■ Stated goal
Using the data below, tally the lines that include the string "性格开朗". Only the number is wanted.

########################################

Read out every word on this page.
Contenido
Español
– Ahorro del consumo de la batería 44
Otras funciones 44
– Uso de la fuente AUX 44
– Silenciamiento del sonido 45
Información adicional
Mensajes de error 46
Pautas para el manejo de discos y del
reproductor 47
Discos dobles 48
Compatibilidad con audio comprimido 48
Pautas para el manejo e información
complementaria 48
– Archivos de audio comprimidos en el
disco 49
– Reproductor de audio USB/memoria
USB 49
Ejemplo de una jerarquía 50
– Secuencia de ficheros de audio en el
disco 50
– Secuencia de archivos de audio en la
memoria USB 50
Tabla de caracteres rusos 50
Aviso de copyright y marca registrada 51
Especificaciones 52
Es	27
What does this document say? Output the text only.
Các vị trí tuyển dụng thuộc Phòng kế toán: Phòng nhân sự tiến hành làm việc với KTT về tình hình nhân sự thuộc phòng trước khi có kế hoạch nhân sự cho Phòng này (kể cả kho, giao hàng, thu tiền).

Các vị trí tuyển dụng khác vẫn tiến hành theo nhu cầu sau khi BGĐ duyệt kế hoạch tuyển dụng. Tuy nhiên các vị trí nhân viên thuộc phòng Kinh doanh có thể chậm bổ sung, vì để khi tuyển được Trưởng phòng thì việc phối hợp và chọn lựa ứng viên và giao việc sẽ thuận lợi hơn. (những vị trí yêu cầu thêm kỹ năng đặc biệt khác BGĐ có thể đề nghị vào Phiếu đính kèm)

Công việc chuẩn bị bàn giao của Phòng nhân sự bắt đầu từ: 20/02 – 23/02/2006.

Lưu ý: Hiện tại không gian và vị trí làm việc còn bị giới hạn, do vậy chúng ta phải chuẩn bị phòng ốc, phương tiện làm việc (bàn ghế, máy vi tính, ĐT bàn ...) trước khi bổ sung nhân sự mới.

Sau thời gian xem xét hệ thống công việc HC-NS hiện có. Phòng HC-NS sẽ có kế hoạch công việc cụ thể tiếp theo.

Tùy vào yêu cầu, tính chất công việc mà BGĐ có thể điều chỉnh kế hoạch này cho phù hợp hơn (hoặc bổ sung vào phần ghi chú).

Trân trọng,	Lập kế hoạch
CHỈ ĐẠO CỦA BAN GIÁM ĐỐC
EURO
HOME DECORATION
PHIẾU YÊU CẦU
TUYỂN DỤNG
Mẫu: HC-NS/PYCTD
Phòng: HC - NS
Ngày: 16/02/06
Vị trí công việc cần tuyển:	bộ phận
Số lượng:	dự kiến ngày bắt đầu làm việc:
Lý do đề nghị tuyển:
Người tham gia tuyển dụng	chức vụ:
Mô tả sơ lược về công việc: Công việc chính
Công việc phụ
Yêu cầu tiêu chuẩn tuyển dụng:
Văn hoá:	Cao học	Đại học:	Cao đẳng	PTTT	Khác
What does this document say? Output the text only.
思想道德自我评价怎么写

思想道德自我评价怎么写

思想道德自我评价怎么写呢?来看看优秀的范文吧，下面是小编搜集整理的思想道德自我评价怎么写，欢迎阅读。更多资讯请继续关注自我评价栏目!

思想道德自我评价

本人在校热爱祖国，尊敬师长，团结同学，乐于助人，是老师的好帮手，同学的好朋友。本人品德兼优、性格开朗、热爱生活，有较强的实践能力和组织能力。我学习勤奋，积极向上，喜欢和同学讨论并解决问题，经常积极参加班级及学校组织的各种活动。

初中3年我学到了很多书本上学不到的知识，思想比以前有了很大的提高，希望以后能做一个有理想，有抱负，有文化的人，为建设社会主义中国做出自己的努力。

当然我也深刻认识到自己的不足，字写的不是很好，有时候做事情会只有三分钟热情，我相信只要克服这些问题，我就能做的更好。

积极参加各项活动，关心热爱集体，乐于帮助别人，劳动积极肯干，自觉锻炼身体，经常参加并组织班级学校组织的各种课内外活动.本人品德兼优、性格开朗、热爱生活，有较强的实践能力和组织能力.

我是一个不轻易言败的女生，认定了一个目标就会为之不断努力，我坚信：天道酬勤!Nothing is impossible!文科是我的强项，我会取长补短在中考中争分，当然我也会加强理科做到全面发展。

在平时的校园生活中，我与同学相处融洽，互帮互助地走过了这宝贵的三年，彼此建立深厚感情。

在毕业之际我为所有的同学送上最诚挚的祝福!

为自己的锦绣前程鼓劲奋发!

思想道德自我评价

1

########################################

■ Result of this exercise
2